>> Begin Records supplied
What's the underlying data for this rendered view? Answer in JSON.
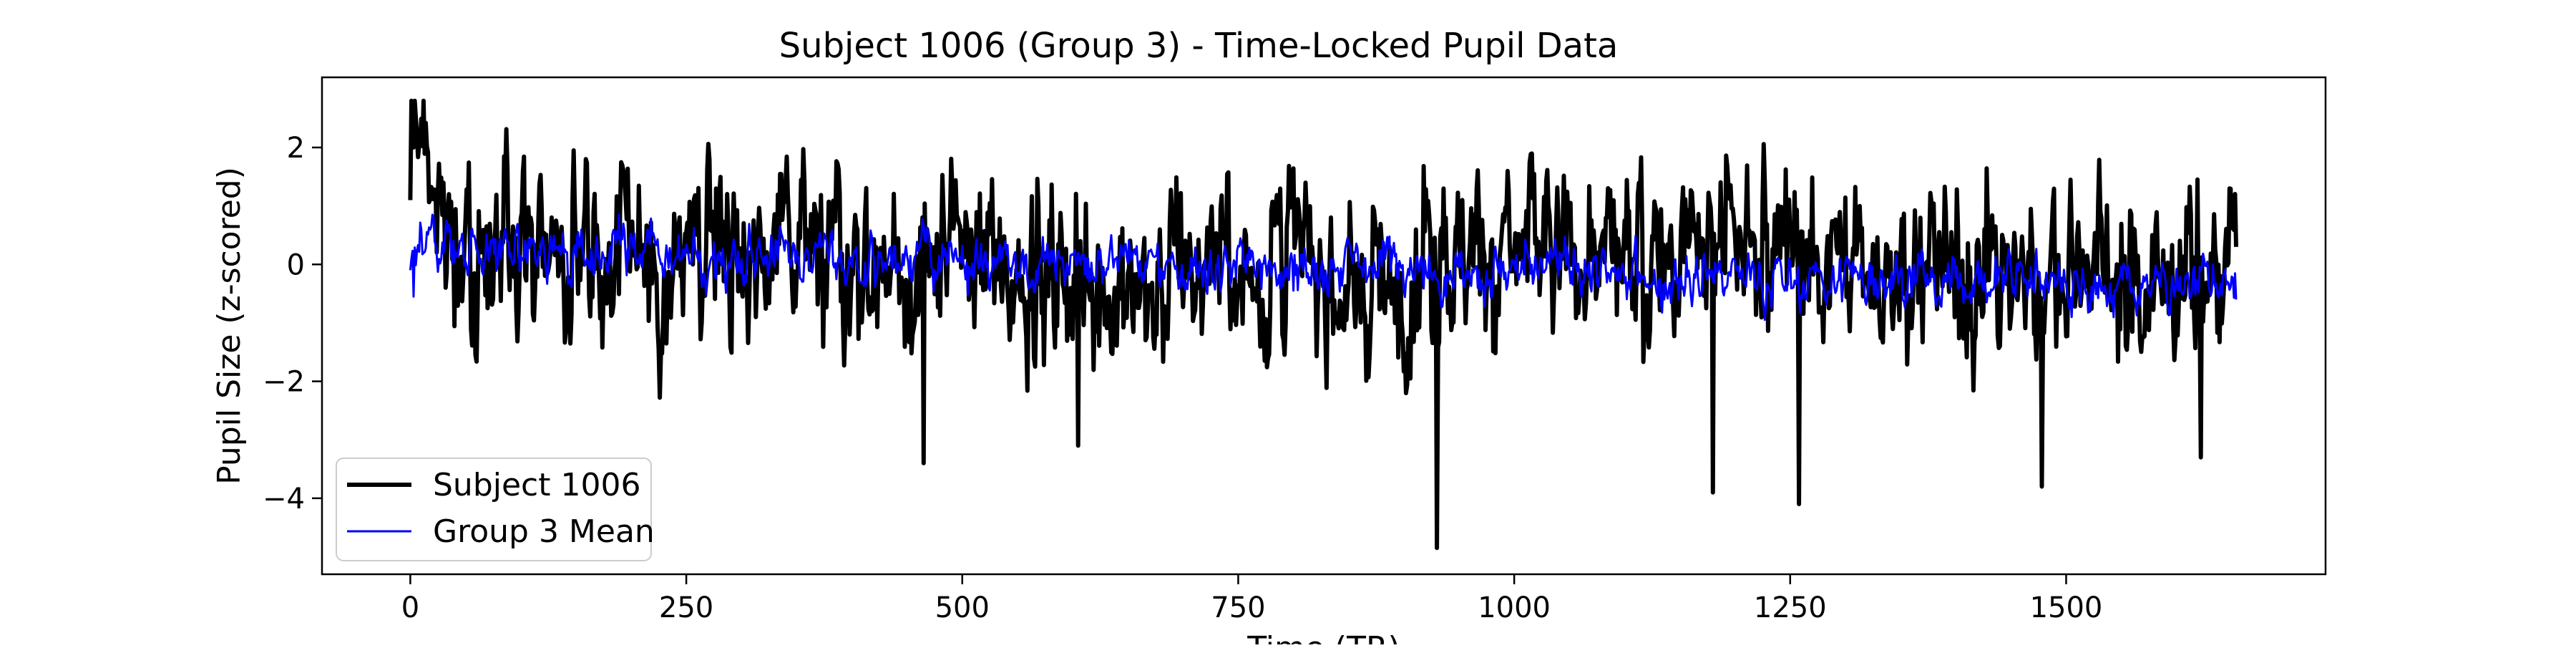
{
  "chart_data": {
    "type": "line",
    "title": "Subject 1006 (Group 3) - Time-Locked Pupil Data",
    "xlabel": "Time (TR)",
    "ylabel": "Pupil Size (z-scored)",
    "xlim": [
      -80,
      1735
    ],
    "ylim": [
      -5.3,
      3.2
    ],
    "xticks": [
      0,
      250,
      500,
      750,
      1000,
      1250,
      1500
    ],
    "xtick_labels": [
      "0",
      "250",
      "500",
      "750",
      "1000",
      "1250",
      "1500"
    ],
    "yticks": [
      2,
      0,
      -2,
      -4
    ],
    "ytick_labels": [
      "2",
      "0",
      "−2",
      "−4"
    ],
    "legend_position": "lower-left",
    "n_points": 1655,
    "series": [
      {
        "name": "Subject 1006",
        "color": "#000000",
        "style": "thick",
        "mean": 0.0,
        "std": 0.85,
        "summary": {
          "start_value": 1.1,
          "max": 2.8,
          "max_at_x": 12,
          "min": -4.85,
          "min_at_x": 930,
          "notable_troughs": [
            [
              465,
              -3.4
            ],
            [
              605,
              -3.1
            ],
            [
              1180,
              -3.9
            ],
            [
              1258,
              -4.1
            ],
            [
              1478,
              -3.8
            ],
            [
              1622,
              -3.3
            ]
          ],
          "end_value": 0.3
        }
      },
      {
        "name": "Group 3 Mean",
        "color": "#0000ff",
        "style": "thin",
        "summary": {
          "start_value": -0.1,
          "early_level": 0.25,
          "late_level": -0.35,
          "range": [
            -1.5,
            0.85
          ],
          "end_value": -0.6
        }
      }
    ]
  }
}
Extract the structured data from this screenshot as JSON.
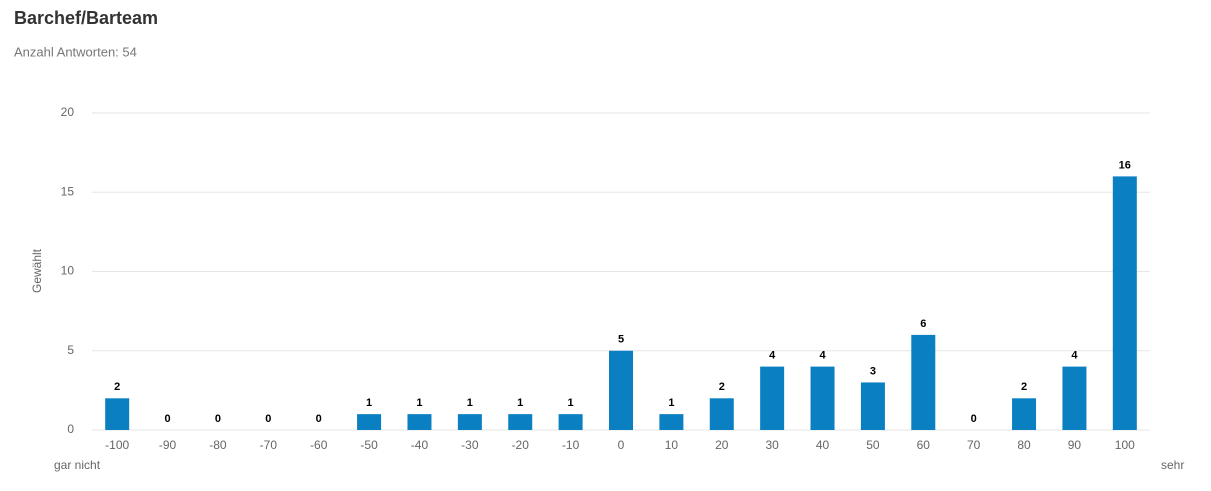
{
  "chart_data": {
    "type": "bar",
    "title": "Barchef/Barteam",
    "subtitle": "Anzahl Antworten: 54",
    "y_label": "Gewählt",
    "annotations": [
      "gar nicht",
      "sehr"
    ],
    "categories": [
      -100,
      -90,
      -80,
      -70,
      -60,
      -50,
      -40,
      -30,
      -20,
      -10,
      0,
      10,
      20,
      30,
      40,
      50,
      60,
      70,
      80,
      90,
      100
    ],
    "values": [
      2,
      0,
      0,
      0,
      0,
      1,
      1,
      1,
      1,
      1,
      5,
      1,
      2,
      4,
      4,
      3,
      6,
      0,
      2,
      4,
      16
    ],
    "color": "#0a7fc1",
    "ylim": [
      0,
      20
    ],
    "yticks": [
      0,
      5,
      10,
      15,
      20
    ],
    "grid": true
  }
}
>> End Records supplied
Beginning at the line that contains "Extract the structured", give the remaining lines of the records again exactly, through the last one. Leave out pictures.

Response to the exercise:
Extract the structured data from this screenshot as JSON.
{
  "chart_data": {
    "type": "bar",
    "title": "Barchef/Barteam",
    "subtitle": "Anzahl Antworten: 54",
    "y_label": "Gewählt",
    "annotations": [
      "gar nicht",
      "sehr"
    ],
    "categories": [
      -100,
      -90,
      -80,
      -70,
      -60,
      -50,
      -40,
      -30,
      -20,
      -10,
      0,
      10,
      20,
      30,
      40,
      50,
      60,
      70,
      80,
      90,
      100
    ],
    "values": [
      2,
      0,
      0,
      0,
      0,
      1,
      1,
      1,
      1,
      1,
      5,
      1,
      2,
      4,
      4,
      3,
      6,
      0,
      2,
      4,
      16
    ],
    "color": "#0a7fc1",
    "ylim": [
      0,
      20
    ],
    "yticks": [
      0,
      5,
      10,
      15,
      20
    ],
    "grid": true
  }
}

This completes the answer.